> EXERCISE BRIEF:
Pick out every line in the data below that holds "gmail".
* Begin DATASET CONTENT *
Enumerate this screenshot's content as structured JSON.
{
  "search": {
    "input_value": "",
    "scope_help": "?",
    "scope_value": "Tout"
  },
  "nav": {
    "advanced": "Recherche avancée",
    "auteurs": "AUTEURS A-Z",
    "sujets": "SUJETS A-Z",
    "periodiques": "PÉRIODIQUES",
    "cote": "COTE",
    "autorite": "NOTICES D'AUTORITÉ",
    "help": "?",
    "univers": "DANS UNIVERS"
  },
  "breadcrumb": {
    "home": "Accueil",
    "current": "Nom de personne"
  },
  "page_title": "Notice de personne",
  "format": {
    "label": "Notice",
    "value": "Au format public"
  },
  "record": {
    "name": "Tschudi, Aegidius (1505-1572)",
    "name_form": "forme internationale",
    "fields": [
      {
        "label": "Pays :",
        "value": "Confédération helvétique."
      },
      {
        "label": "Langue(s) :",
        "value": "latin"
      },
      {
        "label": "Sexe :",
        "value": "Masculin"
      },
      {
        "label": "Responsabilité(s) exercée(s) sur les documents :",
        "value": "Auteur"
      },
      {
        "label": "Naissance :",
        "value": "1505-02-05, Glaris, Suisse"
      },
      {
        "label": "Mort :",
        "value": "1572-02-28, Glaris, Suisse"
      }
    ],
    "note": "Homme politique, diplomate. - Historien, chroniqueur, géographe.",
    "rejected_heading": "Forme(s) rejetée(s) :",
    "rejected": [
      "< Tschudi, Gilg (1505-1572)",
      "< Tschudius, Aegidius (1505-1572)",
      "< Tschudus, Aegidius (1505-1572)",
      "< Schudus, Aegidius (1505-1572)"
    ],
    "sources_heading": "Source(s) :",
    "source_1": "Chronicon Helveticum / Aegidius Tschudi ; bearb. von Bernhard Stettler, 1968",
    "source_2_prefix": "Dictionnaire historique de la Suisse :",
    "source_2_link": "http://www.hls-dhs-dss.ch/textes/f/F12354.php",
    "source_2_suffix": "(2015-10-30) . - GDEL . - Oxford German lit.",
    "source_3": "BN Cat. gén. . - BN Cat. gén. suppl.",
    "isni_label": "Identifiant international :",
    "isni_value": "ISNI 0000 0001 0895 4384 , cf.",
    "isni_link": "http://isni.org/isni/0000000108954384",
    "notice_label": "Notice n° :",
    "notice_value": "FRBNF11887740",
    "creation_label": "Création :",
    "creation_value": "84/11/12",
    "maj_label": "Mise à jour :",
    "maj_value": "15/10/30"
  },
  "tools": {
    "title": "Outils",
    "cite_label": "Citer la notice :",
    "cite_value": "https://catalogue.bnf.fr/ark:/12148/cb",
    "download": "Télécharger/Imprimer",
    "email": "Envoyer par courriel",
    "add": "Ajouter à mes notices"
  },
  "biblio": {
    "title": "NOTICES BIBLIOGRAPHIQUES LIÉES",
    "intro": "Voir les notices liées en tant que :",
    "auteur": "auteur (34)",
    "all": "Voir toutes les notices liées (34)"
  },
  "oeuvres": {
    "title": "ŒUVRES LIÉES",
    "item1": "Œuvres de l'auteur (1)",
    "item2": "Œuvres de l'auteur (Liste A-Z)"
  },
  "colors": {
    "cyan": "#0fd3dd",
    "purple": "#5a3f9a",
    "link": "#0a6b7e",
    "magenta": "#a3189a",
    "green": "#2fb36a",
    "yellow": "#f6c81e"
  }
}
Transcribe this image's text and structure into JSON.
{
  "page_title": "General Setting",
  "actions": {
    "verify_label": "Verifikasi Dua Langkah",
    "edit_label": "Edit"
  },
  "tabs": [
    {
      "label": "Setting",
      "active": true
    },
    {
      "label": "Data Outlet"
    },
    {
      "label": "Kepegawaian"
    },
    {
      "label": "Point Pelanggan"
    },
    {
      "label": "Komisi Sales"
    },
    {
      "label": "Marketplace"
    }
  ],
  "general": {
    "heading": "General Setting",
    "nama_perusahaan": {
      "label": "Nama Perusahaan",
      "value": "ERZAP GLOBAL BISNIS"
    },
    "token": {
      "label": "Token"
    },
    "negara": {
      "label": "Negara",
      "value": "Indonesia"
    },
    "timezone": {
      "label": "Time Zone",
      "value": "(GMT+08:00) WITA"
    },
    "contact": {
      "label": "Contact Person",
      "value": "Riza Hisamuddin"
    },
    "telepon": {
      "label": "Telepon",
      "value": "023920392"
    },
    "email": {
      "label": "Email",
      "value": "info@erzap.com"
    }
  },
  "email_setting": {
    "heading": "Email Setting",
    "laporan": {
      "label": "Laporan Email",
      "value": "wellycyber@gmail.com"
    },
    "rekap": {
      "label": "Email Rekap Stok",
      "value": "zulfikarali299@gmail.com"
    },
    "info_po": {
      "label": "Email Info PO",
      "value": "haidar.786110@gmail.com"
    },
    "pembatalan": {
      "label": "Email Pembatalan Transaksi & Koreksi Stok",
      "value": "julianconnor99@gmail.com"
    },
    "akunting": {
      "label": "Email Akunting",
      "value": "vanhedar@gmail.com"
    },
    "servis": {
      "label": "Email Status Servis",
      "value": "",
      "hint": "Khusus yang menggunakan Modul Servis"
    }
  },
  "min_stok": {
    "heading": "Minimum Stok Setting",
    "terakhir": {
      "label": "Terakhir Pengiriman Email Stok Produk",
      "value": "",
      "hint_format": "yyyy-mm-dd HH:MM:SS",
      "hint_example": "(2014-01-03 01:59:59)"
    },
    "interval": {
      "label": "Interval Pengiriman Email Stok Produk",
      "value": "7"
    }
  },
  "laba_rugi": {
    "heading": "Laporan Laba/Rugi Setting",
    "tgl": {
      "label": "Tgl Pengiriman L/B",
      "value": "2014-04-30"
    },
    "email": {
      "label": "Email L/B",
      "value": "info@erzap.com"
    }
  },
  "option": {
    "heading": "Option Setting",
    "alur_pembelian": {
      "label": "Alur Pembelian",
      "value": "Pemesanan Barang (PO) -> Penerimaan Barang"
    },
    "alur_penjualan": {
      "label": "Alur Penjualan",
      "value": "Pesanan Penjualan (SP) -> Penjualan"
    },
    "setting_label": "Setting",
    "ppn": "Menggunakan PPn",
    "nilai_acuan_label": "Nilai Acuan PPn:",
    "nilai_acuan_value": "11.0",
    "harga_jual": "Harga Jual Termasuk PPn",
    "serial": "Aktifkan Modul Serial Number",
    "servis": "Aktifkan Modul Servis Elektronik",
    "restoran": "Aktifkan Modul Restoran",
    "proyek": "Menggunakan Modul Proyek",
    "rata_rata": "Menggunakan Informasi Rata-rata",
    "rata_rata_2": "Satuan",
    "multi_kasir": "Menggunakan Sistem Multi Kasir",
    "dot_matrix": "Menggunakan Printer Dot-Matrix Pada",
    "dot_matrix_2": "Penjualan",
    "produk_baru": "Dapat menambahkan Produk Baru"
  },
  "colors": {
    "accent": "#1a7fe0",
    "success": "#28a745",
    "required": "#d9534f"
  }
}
* End DATASET CONTENT *
> ANSWER TO THE EXERCISE:
      "value": "wellycyber@gmail.com"
      "value": "zulfikarali299@gmail.com"
      "value": "haidar.786110@gmail.com"
      "value": "julianconnor99@gmail.com"
      "value": "vanhedar@gmail.com"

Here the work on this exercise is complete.